::: Task input

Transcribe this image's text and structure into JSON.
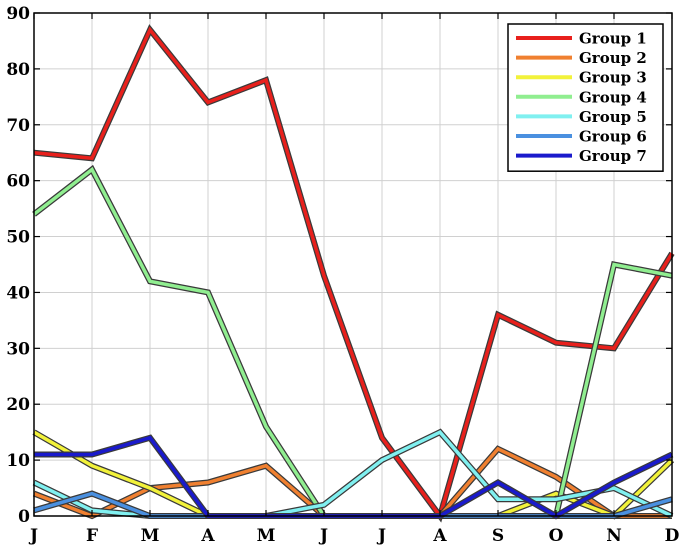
{
  "chart_data": {
    "type": "line",
    "title": "",
    "xlabel": "",
    "ylabel": "",
    "categories": [
      "J",
      "F",
      "M",
      "A",
      "M",
      "J",
      "J",
      "A",
      "S",
      "O",
      "N",
      "D"
    ],
    "ylim": [
      0,
      90
    ],
    "yticks": [
      0,
      10,
      20,
      30,
      40,
      50,
      60,
      70,
      80,
      90
    ],
    "grid": true,
    "legend_position": "top-right",
    "series": [
      {
        "name": "Group 1",
        "color": "#e8201c",
        "values": [
          65,
          64,
          87,
          74,
          78,
          43,
          14,
          0,
          36,
          31,
          30,
          47
        ]
      },
      {
        "name": "Group 2",
        "color": "#f08030",
        "values": [
          4,
          0,
          5,
          6,
          9,
          0,
          0,
          0,
          12,
          7,
          0,
          0
        ]
      },
      {
        "name": "Group 3",
        "color": "#f2f23a",
        "values": [
          15,
          9,
          5,
          0,
          0,
          0,
          0,
          0,
          0,
          4,
          0,
          10
        ]
      },
      {
        "name": "Group 4",
        "color": "#90ee90",
        "values": [
          54,
          62,
          42,
          40,
          16,
          0,
          0,
          0,
          0,
          0,
          45,
          43
        ]
      },
      {
        "name": "Group 5",
        "color": "#80f0f0",
        "values": [
          6,
          1,
          0,
          0,
          0,
          2,
          10,
          15,
          3,
          3,
          5,
          0
        ]
      },
      {
        "name": "Group 6",
        "color": "#4a90e0",
        "values": [
          1,
          4,
          0,
          0,
          0,
          0,
          0,
          0,
          0,
          0,
          0,
          3
        ]
      },
      {
        "name": "Group 7",
        "color": "#1a1acc",
        "values": [
          11,
          11,
          14,
          0,
          0,
          0,
          0,
          0,
          6,
          0,
          6,
          11
        ]
      }
    ]
  }
}
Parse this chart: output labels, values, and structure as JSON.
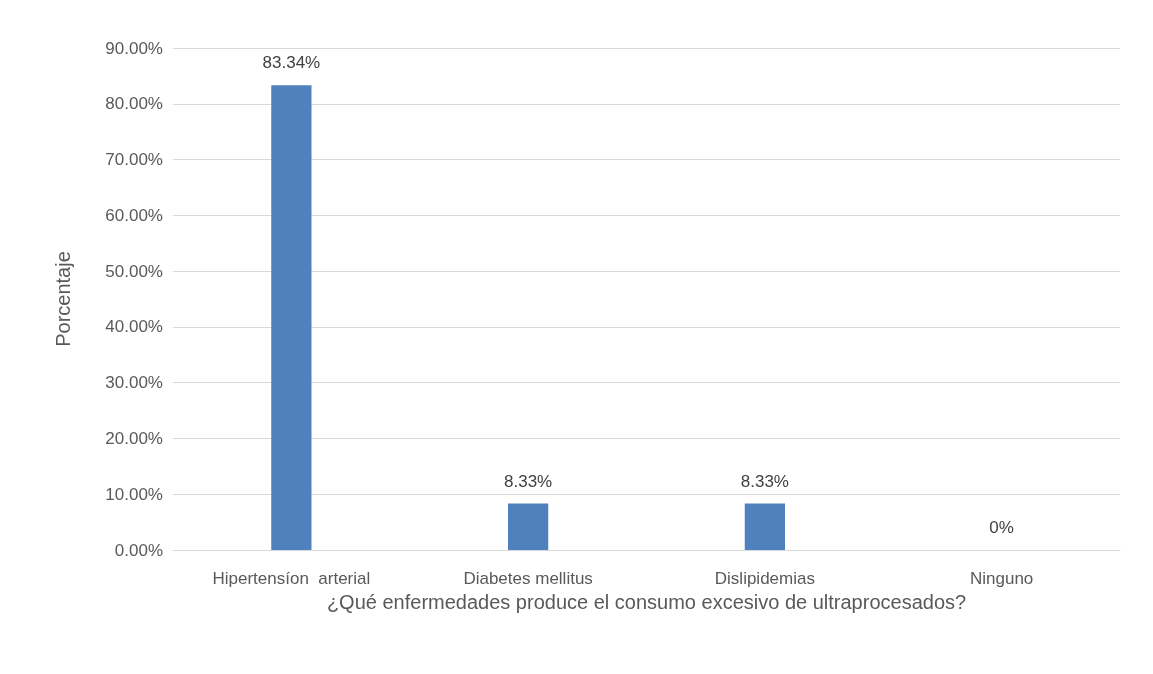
{
  "chart_data": {
    "type": "bar",
    "xlabel": "¿Qué enfermedades produce el consumo excesivo de ultraprocesados?",
    "ylabel": "Porcentaje",
    "categories": [
      "Hipertensíon  arterial",
      "Diabetes mellitus",
      "Dislipidemias",
      "Ninguno"
    ],
    "values": [
      83.34,
      8.33,
      8.33,
      0
    ],
    "value_labels": [
      "83.34%",
      "8.33%",
      "8.33%",
      "0%"
    ],
    "color": "#4f81bd",
    "ylim": [
      0,
      90
    ],
    "yticks": [
      {
        "value": 0,
        "label": "0.00%"
      },
      {
        "value": 10,
        "label": "10.00%"
      },
      {
        "value": 20,
        "label": "20.00%"
      },
      {
        "value": 30,
        "label": "30.00%"
      },
      {
        "value": 40,
        "label": "40.00%"
      },
      {
        "value": 50,
        "label": "50.00%"
      },
      {
        "value": 60,
        "label": "60.00%"
      },
      {
        "value": 70,
        "label": "70.00%"
      },
      {
        "value": 80,
        "label": "80.00%"
      },
      {
        "value": 90,
        "label": "90.00%"
      }
    ],
    "grid": "y"
  }
}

::::::

> [Short problem]
Pick out each line that holds the string "name".

> [Final result]
        "name": "Group 1",
        "name": "Group 2",
        "name": "Group 3",
        "name": "Group 4",
        "name": "Group 5",
        "name": "Group 6",
        "name": "Group 7",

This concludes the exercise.